→ TASK REQUIREMENTS:
What is the number of lines holding the word "heading"? Give that number alone.
—————
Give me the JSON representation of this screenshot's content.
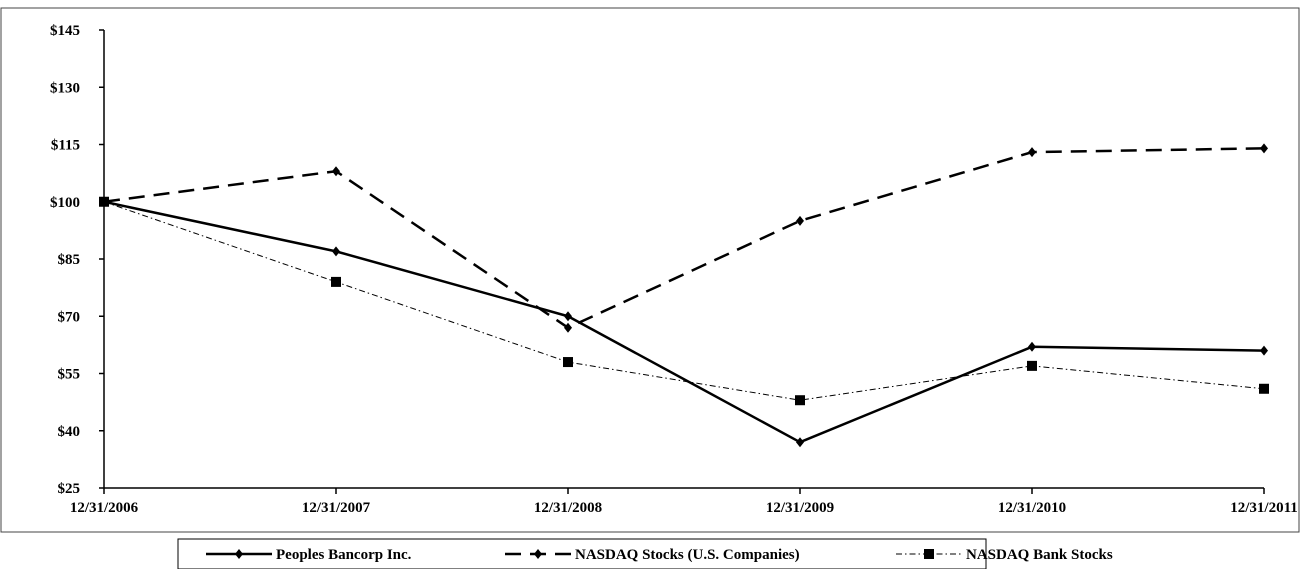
{
  "chart_data": {
    "type": "line",
    "title": "",
    "xlabel": "",
    "ylabel": "",
    "categories": [
      "12/31/2006",
      "12/31/2007",
      "12/31/2008",
      "12/31/2009",
      "12/31/2010",
      "12/31/2011"
    ],
    "y_ticks": [
      "$25",
      "$40",
      "$55",
      "$70",
      "$85",
      "$100",
      "$115",
      "$130",
      "$145"
    ],
    "ylim": [
      25,
      145
    ],
    "grid": false,
    "legend_position": "bottom",
    "series": [
      {
        "name": "Peoples Bancorp Inc.",
        "values": [
          100,
          87,
          70,
          37,
          62,
          61
        ],
        "color": "#000000",
        "line_style": "solid",
        "marker": "diamond"
      },
      {
        "name": "NASDAQ Stocks (U.S. Companies)",
        "values": [
          100,
          108,
          67,
          95,
          113,
          114
        ],
        "color": "#000000",
        "line_style": "dashed",
        "marker": "diamond"
      },
      {
        "name": "NASDAQ Bank Stocks",
        "values": [
          100,
          79,
          58,
          48,
          57,
          51
        ],
        "color": "#000000",
        "line_style": "dash-dot",
        "marker": "square"
      }
    ]
  }
}
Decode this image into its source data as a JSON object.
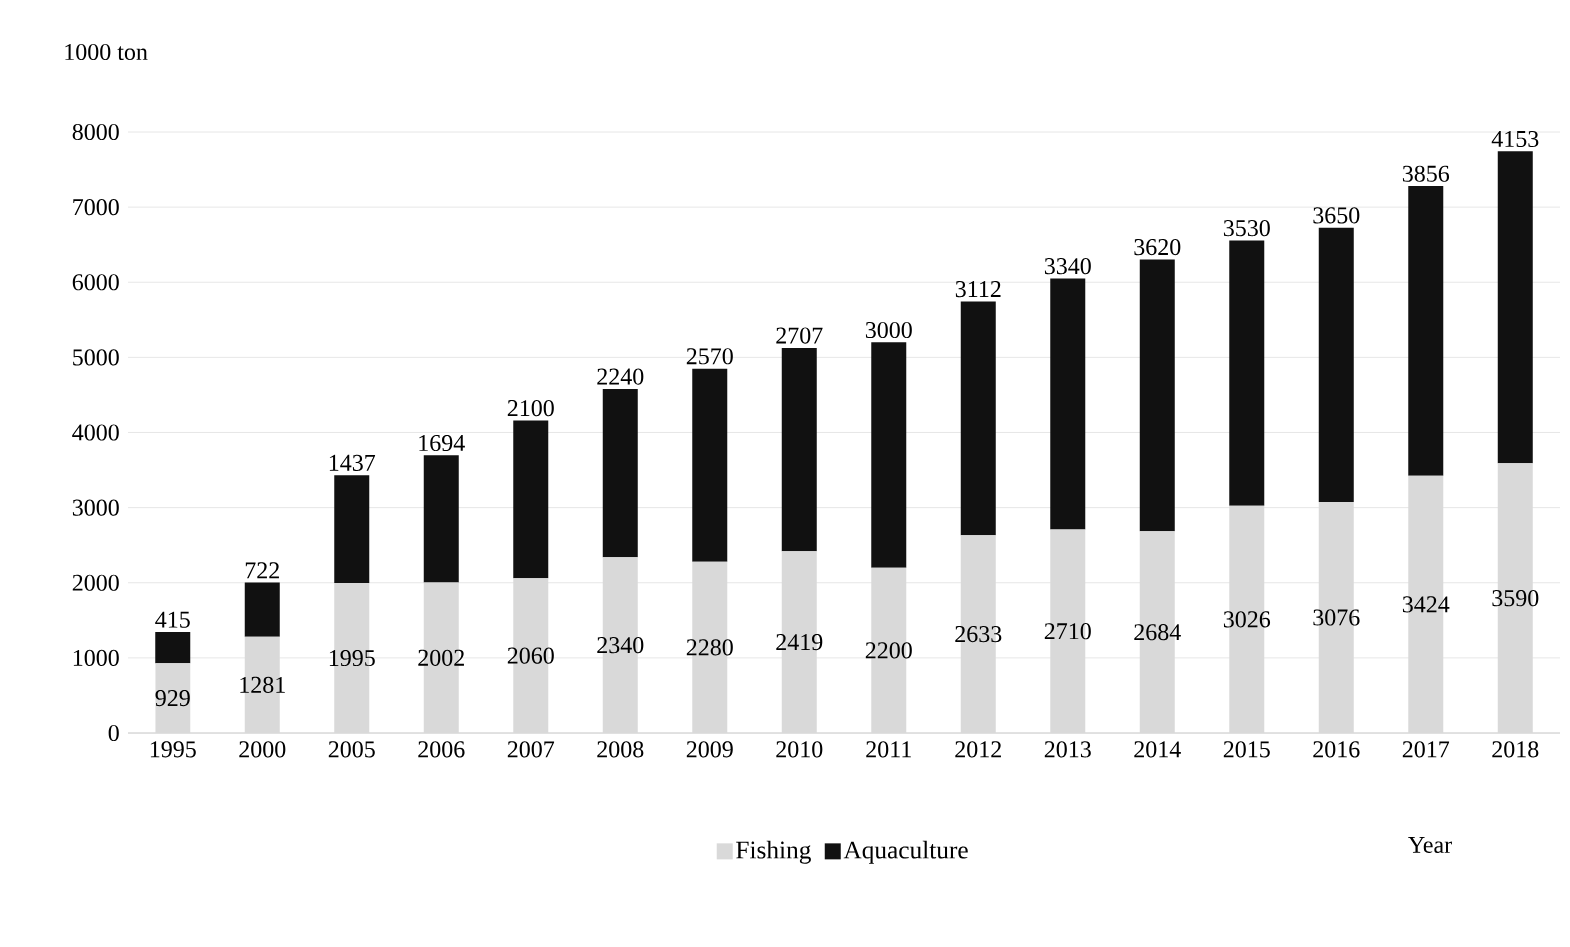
{
  "chart_data": {
    "type": "bar",
    "stacked": true,
    "ylabel": "1000 ton",
    "xlabel": "Year",
    "categories": [
      "1995",
      "2000",
      "2005",
      "2006",
      "2007",
      "2008",
      "2009",
      "2010",
      "2011",
      "2012",
      "2013",
      "2014",
      "2015",
      "2016",
      "2017",
      "2018"
    ],
    "series": [
      {
        "name": "Fishing",
        "color": "#d9d9d9",
        "values": [
          929,
          1281,
          1995,
          2002,
          2060,
          2340,
          2280,
          2419,
          2200,
          2633,
          2710,
          2684,
          3026,
          3076,
          3424,
          3590
        ]
      },
      {
        "name": "Aquaculture",
        "color": "#111111",
        "values": [
          415,
          722,
          1437,
          1694,
          2100,
          2240,
          2570,
          2707,
          3000,
          3112,
          3340,
          3620,
          3530,
          3650,
          3856,
          4153
        ]
      }
    ],
    "ylim": [
      0,
      8000
    ],
    "yticks": [
      0,
      1000,
      2000,
      3000,
      4000,
      5000,
      6000,
      7000,
      8000
    ],
    "grid": "y",
    "legend": "bottom",
    "data_labels": true
  }
}
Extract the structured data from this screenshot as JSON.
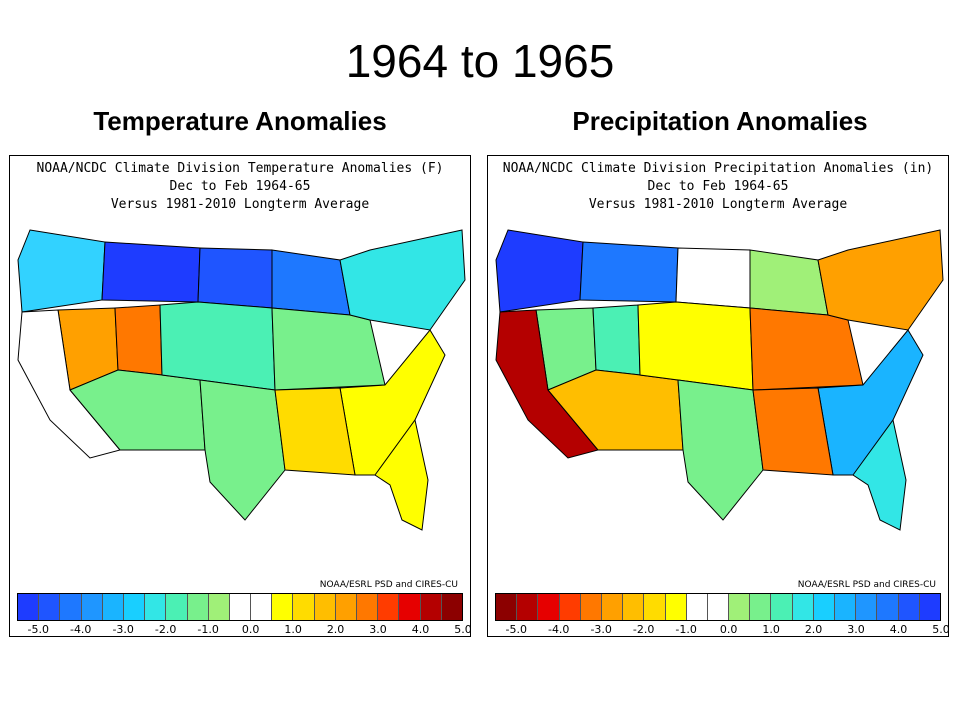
{
  "slide": {
    "title": "1964 to 1965"
  },
  "panels": [
    {
      "id": "left",
      "heading": "Temperature Anomalies",
      "map_title_lines": [
        "NOAA/NCDC Climate Division Temperature Anomalies (F)",
        "Dec to Feb 1964-65",
        "Versus 1981-2010 Longterm Average"
      ],
      "credit": "NOAA/ESRL PSD and CIRES-CU",
      "colorbar": {
        "colors": [
          "#1e3cff",
          "#1f55ff",
          "#1e78ff",
          "#1f96ff",
          "#1ab4ff",
          "#19cfff",
          "#32e6e6",
          "#4bf0b4",
          "#78f08c",
          "#a0f078",
          "#ffffff",
          "#ffffff",
          "#ffff00",
          "#ffdc00",
          "#ffbe00",
          "#ffa000",
          "#ff7800",
          "#ff3c00",
          "#e60000",
          "#b40000",
          "#8c0000"
        ],
        "ticks": [
          "-5.0",
          "-4.0",
          "-3.0",
          "-2.0",
          "-1.0",
          "0.0",
          "1.0",
          "2.0",
          "3.0",
          "4.0",
          "5.0"
        ]
      },
      "regions": [
        {
          "name": "pacific-northwest",
          "color": "#32d2ff",
          "value": -2.5
        },
        {
          "name": "northern-rockies",
          "color": "#1e3cff",
          "value": -5.0
        },
        {
          "name": "northern-plains",
          "color": "#1f55ff",
          "value": -4.5
        },
        {
          "name": "upper-midwest",
          "color": "#1e78ff",
          "value": -4.0
        },
        {
          "name": "great-basin",
          "color": "#ffa000",
          "value": 2.5
        },
        {
          "name": "utah-plateau",
          "color": "#ff7800",
          "value": 3.0
        },
        {
          "name": "california",
          "color": "#ffffff",
          "value": 0.0
        },
        {
          "name": "southwest",
          "color": "#78f08c",
          "value": -1.0
        },
        {
          "name": "central-plains",
          "color": "#4bf0b4",
          "value": -1.5
        },
        {
          "name": "ohio-valley",
          "color": "#78f08c",
          "value": -1.0
        },
        {
          "name": "northeast",
          "color": "#32e6e6",
          "value": -2.0
        },
        {
          "name": "southeast",
          "color": "#ffff00",
          "value": 1.0
        },
        {
          "name": "texas",
          "color": "#78f08c",
          "value": -1.0
        },
        {
          "name": "florida",
          "color": "#ffff00",
          "value": 1.0
        },
        {
          "name": "gulf-coast",
          "color": "#ffdc00",
          "value": 1.5
        }
      ]
    },
    {
      "id": "right",
      "heading": "Precipitation Anomalies",
      "map_title_lines": [
        "NOAA/NCDC Climate Division Precipitation Anomalies (in)",
        "Dec to Feb 1964-65",
        "Versus 1981-2010 Longterm Average"
      ],
      "credit": "NOAA/ESRL PSD and CIRES-CU",
      "colorbar": {
        "colors": [
          "#8c0000",
          "#b40000",
          "#e60000",
          "#ff3c00",
          "#ff7800",
          "#ffa000",
          "#ffbe00",
          "#ffdc00",
          "#ffff00",
          "#ffffff",
          "#ffffff",
          "#a0f078",
          "#78f08c",
          "#4bf0b4",
          "#32e6e6",
          "#19cfff",
          "#1ab4ff",
          "#1f96ff",
          "#1e78ff",
          "#1f55ff",
          "#1e3cff"
        ],
        "ticks": [
          "-5.0",
          "-4.0",
          "-3.0",
          "-2.0",
          "-1.0",
          "0.0",
          "1.0",
          "2.0",
          "3.0",
          "4.0",
          "5.0"
        ]
      },
      "regions": [
        {
          "name": "pacific-northwest",
          "color": "#1e3cff",
          "value": 5.0
        },
        {
          "name": "northern-rockies",
          "color": "#1e78ff",
          "value": 4.0
        },
        {
          "name": "northern-plains",
          "color": "#ffffff",
          "value": 0.0
        },
        {
          "name": "upper-midwest",
          "color": "#a0f078",
          "value": 0.5
        },
        {
          "name": "great-basin",
          "color": "#78f08c",
          "value": 1.0
        },
        {
          "name": "utah-plateau",
          "color": "#4bf0b4",
          "value": 1.5
        },
        {
          "name": "california",
          "color": "#b40000",
          "value": -4.5
        },
        {
          "name": "southwest",
          "color": "#ffbe00",
          "value": -1.5
        },
        {
          "name": "central-plains",
          "color": "#ffff00",
          "value": -0.5
        },
        {
          "name": "ohio-valley",
          "color": "#ff7800",
          "value": -2.5
        },
        {
          "name": "northeast",
          "color": "#ffa000",
          "value": -2.0
        },
        {
          "name": "southeast",
          "color": "#1ab4ff",
          "value": 3.0
        },
        {
          "name": "texas",
          "color": "#78f08c",
          "value": 1.0
        },
        {
          "name": "florida",
          "color": "#32e6e6",
          "value": 2.0
        },
        {
          "name": "gulf-coast",
          "color": "#ff7800",
          "value": -2.5
        }
      ]
    }
  ]
}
—————
→ TASK ANSWER:
2